Records for this exercise:
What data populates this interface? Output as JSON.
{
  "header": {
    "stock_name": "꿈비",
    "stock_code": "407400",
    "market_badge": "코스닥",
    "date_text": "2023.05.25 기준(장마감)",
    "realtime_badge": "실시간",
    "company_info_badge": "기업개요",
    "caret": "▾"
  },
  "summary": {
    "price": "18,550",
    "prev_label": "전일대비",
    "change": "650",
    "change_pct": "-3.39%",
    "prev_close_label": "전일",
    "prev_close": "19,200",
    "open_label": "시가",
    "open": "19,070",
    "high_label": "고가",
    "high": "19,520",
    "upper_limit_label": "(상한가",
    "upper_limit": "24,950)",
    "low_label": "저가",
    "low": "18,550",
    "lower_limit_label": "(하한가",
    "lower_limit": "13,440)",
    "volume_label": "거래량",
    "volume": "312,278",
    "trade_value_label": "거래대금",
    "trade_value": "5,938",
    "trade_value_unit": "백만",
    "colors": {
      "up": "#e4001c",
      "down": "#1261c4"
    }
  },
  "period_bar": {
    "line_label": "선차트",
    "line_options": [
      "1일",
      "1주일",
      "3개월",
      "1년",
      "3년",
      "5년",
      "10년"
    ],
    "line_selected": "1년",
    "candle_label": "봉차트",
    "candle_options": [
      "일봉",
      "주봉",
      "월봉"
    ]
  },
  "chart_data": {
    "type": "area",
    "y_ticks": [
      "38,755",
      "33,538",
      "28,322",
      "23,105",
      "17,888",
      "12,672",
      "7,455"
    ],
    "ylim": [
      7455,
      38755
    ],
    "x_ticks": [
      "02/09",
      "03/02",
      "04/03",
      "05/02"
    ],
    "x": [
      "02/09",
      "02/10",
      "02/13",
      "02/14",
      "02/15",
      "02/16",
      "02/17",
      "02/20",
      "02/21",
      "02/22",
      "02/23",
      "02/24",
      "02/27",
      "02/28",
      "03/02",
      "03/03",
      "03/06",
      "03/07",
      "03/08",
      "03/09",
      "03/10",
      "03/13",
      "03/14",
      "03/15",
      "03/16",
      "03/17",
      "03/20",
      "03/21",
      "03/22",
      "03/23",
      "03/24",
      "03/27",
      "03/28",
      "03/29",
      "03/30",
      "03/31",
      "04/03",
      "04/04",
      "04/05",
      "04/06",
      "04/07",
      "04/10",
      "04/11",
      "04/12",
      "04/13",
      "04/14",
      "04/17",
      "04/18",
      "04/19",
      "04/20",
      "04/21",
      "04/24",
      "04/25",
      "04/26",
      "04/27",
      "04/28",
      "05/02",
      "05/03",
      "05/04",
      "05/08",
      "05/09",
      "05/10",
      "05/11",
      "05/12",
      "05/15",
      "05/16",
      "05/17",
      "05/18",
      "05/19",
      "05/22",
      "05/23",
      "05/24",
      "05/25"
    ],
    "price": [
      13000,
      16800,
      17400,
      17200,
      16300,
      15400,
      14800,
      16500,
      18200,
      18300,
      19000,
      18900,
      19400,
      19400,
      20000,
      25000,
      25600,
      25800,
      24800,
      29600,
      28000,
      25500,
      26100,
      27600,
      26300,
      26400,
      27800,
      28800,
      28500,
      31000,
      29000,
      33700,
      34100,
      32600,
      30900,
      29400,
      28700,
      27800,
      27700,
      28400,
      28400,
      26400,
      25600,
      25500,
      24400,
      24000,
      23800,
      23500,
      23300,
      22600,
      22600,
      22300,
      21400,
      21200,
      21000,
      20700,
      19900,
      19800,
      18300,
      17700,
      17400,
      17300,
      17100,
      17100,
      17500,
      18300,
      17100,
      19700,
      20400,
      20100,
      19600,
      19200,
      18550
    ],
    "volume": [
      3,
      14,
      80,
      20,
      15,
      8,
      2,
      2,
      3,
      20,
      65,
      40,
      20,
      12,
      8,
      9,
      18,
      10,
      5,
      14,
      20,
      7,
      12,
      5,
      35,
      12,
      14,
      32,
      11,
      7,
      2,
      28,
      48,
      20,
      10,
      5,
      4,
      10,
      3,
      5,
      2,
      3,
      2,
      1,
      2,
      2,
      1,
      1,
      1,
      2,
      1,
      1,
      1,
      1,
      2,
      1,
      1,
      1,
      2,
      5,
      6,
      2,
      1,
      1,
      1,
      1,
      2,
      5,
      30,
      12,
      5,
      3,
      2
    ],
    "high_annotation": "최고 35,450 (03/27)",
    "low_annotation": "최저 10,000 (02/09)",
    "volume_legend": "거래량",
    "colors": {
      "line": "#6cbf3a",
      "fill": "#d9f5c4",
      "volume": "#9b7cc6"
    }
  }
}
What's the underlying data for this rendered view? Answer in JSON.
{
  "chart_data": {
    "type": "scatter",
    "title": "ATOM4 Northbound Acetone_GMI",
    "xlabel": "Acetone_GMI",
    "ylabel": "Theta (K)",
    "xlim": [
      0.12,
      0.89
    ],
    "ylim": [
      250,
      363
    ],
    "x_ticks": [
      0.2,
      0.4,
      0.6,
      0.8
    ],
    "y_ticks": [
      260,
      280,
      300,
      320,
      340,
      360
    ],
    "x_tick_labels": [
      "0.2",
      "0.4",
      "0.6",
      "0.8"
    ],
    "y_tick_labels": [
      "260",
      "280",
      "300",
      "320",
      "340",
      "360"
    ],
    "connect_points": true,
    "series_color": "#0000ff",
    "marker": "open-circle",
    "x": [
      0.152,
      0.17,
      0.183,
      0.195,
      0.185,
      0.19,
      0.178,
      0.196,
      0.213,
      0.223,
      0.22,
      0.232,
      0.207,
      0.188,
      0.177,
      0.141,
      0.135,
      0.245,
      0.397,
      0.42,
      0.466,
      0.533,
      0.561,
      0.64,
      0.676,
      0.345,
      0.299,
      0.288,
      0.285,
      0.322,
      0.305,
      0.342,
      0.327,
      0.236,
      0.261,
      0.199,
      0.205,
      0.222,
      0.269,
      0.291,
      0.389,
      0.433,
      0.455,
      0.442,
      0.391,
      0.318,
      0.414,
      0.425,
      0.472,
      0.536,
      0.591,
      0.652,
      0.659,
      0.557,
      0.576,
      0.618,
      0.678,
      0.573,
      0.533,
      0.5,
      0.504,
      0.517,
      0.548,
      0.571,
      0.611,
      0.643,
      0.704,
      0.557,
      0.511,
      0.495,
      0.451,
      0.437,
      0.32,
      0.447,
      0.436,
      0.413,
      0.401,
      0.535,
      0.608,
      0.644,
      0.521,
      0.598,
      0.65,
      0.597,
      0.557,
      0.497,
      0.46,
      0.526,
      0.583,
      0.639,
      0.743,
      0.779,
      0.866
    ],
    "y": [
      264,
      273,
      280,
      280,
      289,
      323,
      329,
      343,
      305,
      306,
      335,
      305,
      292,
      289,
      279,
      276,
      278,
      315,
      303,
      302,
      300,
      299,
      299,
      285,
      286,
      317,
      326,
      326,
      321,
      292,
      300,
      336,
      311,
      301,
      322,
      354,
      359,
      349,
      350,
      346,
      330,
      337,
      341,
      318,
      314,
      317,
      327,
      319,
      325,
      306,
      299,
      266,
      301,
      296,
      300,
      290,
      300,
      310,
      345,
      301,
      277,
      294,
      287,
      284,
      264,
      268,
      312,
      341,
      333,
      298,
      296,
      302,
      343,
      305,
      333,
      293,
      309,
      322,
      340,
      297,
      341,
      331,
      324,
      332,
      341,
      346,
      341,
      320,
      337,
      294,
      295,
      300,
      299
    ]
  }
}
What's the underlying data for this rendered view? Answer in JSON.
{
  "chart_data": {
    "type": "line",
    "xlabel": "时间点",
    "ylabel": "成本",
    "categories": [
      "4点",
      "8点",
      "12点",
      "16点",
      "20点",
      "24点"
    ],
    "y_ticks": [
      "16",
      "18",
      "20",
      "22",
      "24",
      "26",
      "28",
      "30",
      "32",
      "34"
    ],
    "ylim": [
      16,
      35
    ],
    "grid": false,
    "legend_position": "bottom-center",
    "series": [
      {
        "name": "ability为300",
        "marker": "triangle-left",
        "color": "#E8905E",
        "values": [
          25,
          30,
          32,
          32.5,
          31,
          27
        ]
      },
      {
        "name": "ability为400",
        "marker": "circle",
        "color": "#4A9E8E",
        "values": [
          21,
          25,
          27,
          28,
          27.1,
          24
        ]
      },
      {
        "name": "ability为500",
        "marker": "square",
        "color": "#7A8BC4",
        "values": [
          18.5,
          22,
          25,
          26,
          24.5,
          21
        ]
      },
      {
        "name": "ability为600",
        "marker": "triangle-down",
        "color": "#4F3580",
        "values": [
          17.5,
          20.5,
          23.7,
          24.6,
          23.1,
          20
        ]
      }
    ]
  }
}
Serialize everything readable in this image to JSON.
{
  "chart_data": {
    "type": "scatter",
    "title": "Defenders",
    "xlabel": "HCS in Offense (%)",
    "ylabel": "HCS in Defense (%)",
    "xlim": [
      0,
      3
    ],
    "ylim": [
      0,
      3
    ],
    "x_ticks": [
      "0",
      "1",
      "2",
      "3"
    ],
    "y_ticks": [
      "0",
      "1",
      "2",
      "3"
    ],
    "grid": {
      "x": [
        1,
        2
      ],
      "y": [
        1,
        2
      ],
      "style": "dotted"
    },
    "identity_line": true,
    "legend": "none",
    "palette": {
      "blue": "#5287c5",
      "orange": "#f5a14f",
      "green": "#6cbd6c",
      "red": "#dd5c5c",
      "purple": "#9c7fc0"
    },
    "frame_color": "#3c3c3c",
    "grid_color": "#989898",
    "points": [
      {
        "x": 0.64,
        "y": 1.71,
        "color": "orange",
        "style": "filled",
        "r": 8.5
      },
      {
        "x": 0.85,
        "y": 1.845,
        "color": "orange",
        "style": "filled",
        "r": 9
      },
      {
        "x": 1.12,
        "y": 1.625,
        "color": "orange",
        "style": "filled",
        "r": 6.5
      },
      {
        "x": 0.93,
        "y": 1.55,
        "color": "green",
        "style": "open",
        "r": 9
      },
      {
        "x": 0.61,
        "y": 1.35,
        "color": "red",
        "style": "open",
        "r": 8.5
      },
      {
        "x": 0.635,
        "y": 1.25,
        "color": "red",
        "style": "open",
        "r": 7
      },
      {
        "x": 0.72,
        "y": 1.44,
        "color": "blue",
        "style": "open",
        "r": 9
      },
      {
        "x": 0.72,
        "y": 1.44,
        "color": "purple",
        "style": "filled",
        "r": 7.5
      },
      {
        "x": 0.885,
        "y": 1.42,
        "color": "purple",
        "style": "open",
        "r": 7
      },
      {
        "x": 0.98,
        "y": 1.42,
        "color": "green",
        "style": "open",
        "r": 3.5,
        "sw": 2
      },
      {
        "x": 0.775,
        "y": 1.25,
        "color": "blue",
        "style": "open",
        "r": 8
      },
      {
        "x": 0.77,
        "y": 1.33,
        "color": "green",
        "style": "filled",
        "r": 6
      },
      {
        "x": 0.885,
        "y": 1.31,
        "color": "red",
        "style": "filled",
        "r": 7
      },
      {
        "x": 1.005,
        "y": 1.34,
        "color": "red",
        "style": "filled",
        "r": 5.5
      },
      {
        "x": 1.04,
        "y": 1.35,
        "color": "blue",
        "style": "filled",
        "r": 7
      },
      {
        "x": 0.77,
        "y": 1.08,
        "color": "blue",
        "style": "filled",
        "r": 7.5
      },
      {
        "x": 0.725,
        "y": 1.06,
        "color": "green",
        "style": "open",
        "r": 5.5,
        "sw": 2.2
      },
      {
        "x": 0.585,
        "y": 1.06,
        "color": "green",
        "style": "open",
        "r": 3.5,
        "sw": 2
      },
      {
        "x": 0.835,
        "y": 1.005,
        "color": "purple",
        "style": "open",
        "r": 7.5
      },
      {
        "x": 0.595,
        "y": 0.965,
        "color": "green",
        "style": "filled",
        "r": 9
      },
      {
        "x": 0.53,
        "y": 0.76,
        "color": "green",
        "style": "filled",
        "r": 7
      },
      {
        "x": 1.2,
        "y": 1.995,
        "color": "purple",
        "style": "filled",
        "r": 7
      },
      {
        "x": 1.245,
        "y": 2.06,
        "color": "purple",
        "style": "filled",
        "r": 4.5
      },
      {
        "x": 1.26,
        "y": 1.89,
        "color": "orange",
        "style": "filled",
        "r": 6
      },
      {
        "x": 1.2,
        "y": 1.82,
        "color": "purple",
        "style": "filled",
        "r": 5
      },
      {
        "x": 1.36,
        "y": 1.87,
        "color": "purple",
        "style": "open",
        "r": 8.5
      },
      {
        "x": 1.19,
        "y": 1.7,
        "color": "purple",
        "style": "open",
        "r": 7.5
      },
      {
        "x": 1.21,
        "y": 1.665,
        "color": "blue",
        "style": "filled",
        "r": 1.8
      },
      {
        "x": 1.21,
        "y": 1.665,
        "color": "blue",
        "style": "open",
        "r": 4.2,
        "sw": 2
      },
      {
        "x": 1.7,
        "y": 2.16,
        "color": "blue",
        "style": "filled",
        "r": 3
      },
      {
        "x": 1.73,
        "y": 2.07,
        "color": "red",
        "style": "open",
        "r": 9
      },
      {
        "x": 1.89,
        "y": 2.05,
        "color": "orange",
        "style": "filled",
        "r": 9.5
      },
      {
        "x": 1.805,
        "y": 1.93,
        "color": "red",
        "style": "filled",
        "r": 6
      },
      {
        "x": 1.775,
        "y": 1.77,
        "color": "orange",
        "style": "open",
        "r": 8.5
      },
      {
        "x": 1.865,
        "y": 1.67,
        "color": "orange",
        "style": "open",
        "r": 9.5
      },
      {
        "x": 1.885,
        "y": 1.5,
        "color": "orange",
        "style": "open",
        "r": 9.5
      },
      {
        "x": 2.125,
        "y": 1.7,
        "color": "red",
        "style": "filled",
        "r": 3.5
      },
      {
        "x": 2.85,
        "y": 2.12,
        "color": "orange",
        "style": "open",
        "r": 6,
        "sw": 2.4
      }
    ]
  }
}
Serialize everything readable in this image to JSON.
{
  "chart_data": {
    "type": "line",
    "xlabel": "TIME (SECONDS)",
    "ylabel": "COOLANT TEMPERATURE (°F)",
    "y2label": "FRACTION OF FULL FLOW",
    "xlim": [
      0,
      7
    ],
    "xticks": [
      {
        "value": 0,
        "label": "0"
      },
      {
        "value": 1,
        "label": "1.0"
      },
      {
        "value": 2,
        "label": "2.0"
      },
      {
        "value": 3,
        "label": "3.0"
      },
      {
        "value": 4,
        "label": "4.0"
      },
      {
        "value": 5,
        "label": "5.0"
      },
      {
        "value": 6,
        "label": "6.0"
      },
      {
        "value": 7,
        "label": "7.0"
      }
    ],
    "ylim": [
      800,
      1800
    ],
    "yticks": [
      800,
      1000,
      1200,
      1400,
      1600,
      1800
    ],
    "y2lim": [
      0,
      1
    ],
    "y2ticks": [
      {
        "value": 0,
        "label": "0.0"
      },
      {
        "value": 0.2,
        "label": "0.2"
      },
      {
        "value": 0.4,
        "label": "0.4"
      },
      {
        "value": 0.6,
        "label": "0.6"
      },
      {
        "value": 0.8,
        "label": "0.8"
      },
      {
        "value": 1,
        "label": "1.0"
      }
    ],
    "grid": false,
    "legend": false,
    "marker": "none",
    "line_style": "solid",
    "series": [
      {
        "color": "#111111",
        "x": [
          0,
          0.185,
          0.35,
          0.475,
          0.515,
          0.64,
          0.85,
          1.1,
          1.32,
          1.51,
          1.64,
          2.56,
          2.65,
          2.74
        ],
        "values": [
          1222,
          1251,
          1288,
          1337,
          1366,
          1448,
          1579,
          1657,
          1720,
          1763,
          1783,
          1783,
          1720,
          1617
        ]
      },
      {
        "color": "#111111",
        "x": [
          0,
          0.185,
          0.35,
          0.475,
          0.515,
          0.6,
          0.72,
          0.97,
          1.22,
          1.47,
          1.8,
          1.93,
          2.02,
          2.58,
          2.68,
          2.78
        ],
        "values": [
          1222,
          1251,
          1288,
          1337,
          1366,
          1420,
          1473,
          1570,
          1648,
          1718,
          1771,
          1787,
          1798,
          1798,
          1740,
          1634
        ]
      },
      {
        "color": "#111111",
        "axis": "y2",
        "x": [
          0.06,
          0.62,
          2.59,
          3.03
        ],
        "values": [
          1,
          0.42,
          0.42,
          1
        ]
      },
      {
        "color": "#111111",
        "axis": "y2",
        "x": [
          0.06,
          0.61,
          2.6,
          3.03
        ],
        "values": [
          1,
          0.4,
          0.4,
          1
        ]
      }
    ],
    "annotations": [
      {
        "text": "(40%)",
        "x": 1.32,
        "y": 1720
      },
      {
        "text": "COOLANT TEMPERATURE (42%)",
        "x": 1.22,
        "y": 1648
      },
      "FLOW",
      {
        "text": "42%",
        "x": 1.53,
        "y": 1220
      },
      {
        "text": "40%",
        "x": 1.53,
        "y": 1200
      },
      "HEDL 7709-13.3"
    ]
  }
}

Job:
From the entries above, list each line with "marker" in it.

In response:
    "marker": "open-circle",
        "marker": "triangle-left",
        "marker": "circle",
        "marker": "square",
        "marker": "triangle-down",
    "marker": "none",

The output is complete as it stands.